Copy the listing verbatim, excluding any images found in it.
◇ ◇ ◇ ◇
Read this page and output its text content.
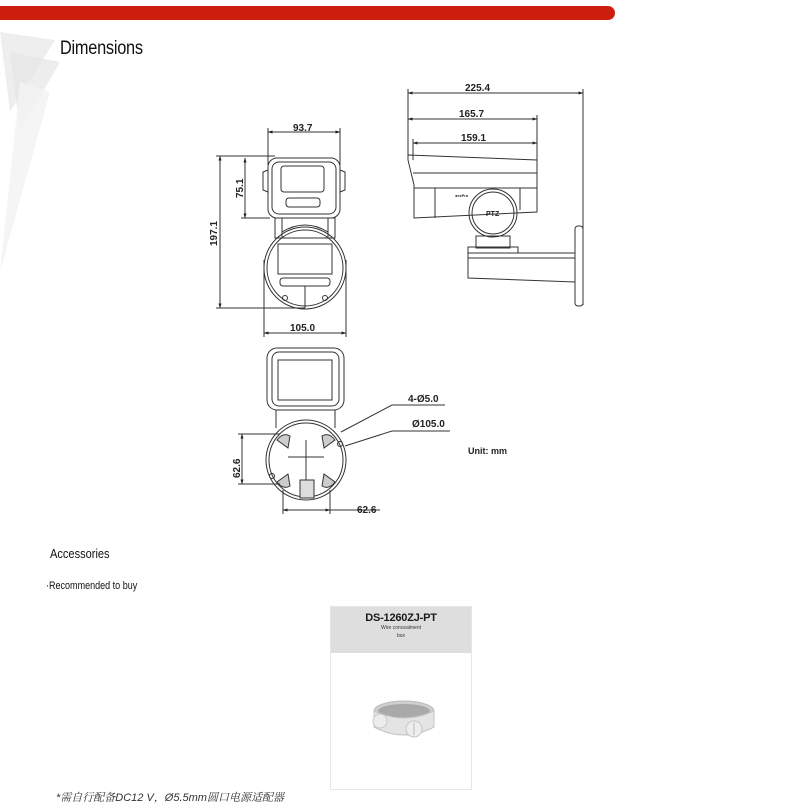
Dimensions
●ezPro
PTZ
93.7
197.1
75.1
105.0
225.4
165.7
159.1
4-Ø5.0
Ø105.0
Unit: mm
62.6
62.6
Accessories
·Recommended to buy
DS-1260ZJ-PT
Wire concealment
box
*需自行配备DC12 V，Ø5.5mm圆口电源适配器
◇ ◇ ◇ ◇
## SOLUTION
Read this page and output its text content.
Dimensions
●ezPro
PTZ
93.7
197.1
75.1
105.0
225.4
165.7
159.1
4-Ø5.0
Ø105.0
Unit: mm
62.6
62.6
Accessories
·Recommended to buy
DS-1260ZJ-PT
Wire concealment
box
*需自行配备DC12 V，Ø5.5mm圆口电源适配器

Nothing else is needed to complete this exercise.